**Task to complete**
Transcribe every line exactly. Leave the pictures behind.

**Material**
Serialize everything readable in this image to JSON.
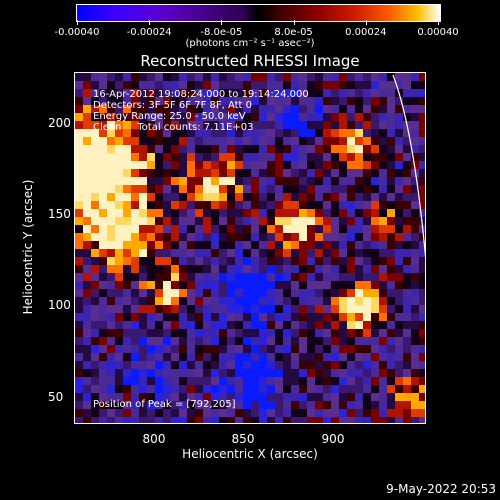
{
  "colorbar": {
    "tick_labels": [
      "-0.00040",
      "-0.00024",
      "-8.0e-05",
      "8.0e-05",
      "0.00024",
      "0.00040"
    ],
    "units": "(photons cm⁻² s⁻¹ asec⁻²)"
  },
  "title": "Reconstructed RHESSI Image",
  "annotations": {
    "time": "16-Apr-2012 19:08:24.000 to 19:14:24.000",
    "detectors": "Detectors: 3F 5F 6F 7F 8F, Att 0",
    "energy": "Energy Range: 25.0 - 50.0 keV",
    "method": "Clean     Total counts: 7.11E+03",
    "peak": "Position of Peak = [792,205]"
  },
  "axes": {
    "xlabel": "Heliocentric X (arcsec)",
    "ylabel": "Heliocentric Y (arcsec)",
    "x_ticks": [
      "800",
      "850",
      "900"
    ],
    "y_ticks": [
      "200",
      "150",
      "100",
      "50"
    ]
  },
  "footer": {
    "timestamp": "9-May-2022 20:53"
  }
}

**Answer to the problem**
Serialize everything readable in this image to JSON.
{
  "colorbar": {
    "tick_labels": [
      "-0.00040",
      "-0.00024",
      "-8.0e-05",
      "8.0e-05",
      "0.00024",
      "0.00040"
    ],
    "units": "(photons cm⁻² s⁻¹ asec⁻²)"
  },
  "title": "Reconstructed RHESSI Image",
  "annotations": {
    "time": "16-Apr-2012 19:08:24.000 to 19:14:24.000",
    "detectors": "Detectors: 3F 5F 6F 7F 8F, Att 0",
    "energy": "Energy Range: 25.0 - 50.0 keV",
    "method": "Clean     Total counts: 7.11E+03",
    "peak": "Position of Peak = [792,205]"
  },
  "axes": {
    "xlabel": "Heliocentric X (arcsec)",
    "ylabel": "Heliocentric Y (arcsec)",
    "x_ticks": [
      "800",
      "850",
      "900"
    ],
    "y_ticks": [
      "200",
      "150",
      "100",
      "50"
    ]
  },
  "footer": {
    "timestamp": "9-May-2022 20:53"
  }
}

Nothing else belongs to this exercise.